_GIVEN TASK_. All records must be quoted exactly. Omit the pictures.

_PROVIDED INFORMATION_.
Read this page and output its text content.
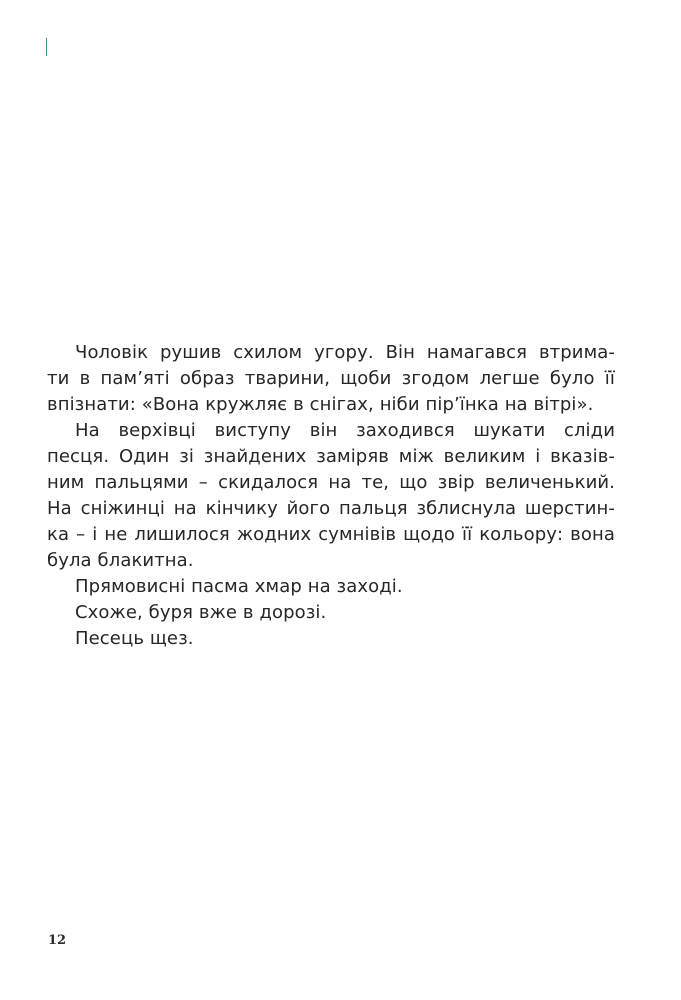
Чоловік рушив схилом угору. Він намагався втрима-
ти в пам’яті образ тварини, щоби згодом легше було її
впізнати: «Вона кружляє в снігах, ніби пір’їнка на вітрі».

На верхівці виступу він заходився шукати сліди
песця. Один зі знайдених заміряв між великим і вказів-
ним пальцями – скидалося на те, що звір величенький.
На сніжинці на кінчику його пальця зблиснула шерстин-
ка – і не лишилося жодних сумнівів щодо її кольору: вона
була блакитна.

Прямовисні пасма хмар на заході.

Схоже, буря вже в дорозі.

Песець щез.

12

_SOLUTION TO THE PROBLEM_.
Read this page and output its text content.
Чоловік рушив схилом угору. Він намагався втрима-
ти в пам’яті образ тварини, щоби згодом легше було її
впізнати: «Вона кружляє в снігах, ніби пір’їнка на вітрі».

На верхівці виступу він заходився шукати сліди
песця. Один зі знайдених заміряв між великим і вказів-
ним пальцями – скидалося на те, що звір величенький.
На сніжинці на кінчику його пальця зблиснула шерстин-
ка – і не лишилося жодних сумнівів щодо її кольору: вона
була блакитна.

Прямовисні пасма хмар на заході.

Схоже, буря вже в дорозі.

Песець щез.

12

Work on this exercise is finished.